__DIRECTIONS__.
Look through the records below, count the lines with the word "Properties", and reply with only the number.

__GIVEN INFORMATION__.
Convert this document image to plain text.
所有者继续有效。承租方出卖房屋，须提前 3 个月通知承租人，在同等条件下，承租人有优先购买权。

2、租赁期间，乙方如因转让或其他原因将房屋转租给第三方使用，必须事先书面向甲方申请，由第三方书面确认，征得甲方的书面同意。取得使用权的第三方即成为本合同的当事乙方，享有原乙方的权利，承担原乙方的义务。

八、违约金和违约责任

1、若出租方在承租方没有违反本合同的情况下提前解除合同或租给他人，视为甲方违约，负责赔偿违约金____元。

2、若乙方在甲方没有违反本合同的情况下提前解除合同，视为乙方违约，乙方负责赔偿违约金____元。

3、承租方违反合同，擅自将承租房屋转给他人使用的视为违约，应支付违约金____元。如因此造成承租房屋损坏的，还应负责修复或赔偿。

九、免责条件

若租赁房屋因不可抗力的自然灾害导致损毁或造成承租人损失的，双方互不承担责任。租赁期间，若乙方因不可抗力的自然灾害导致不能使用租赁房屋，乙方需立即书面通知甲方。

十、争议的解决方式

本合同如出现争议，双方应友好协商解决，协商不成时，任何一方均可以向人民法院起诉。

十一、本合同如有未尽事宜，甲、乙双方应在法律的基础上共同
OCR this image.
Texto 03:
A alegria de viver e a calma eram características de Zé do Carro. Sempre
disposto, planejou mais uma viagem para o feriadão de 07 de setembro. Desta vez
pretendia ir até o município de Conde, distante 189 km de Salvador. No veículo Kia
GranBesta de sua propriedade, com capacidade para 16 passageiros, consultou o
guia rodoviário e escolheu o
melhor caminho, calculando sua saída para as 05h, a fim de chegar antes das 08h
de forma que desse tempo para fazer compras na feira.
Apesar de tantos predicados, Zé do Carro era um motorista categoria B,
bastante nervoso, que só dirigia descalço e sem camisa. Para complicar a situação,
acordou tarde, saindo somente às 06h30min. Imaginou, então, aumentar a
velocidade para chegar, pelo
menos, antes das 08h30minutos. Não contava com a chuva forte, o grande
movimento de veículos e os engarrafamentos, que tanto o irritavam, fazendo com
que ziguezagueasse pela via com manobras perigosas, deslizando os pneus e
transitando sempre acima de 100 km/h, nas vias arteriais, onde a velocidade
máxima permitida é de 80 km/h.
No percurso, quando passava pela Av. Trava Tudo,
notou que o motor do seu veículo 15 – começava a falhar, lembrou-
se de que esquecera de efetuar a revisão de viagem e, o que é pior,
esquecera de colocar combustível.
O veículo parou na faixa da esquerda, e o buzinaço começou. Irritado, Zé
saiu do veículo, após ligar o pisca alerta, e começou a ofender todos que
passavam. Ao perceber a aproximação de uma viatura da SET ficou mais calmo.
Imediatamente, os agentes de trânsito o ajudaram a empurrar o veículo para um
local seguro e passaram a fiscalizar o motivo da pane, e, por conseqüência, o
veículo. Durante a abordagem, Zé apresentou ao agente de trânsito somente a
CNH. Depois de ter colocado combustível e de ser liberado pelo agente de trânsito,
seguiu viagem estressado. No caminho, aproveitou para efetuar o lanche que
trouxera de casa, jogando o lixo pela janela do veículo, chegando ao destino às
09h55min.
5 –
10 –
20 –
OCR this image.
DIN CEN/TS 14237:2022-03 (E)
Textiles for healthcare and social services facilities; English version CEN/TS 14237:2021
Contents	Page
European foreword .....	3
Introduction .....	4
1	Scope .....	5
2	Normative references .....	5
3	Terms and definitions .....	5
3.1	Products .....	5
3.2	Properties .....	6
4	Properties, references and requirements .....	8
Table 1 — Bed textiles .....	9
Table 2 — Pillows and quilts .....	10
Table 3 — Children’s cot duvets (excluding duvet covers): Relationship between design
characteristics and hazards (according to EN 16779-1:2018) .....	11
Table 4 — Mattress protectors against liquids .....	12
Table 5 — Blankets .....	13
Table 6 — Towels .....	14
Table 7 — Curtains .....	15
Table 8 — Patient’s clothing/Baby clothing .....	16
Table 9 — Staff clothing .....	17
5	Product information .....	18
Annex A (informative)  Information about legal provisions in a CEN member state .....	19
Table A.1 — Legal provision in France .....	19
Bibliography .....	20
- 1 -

__OUTPUT OF THE TASK__.
2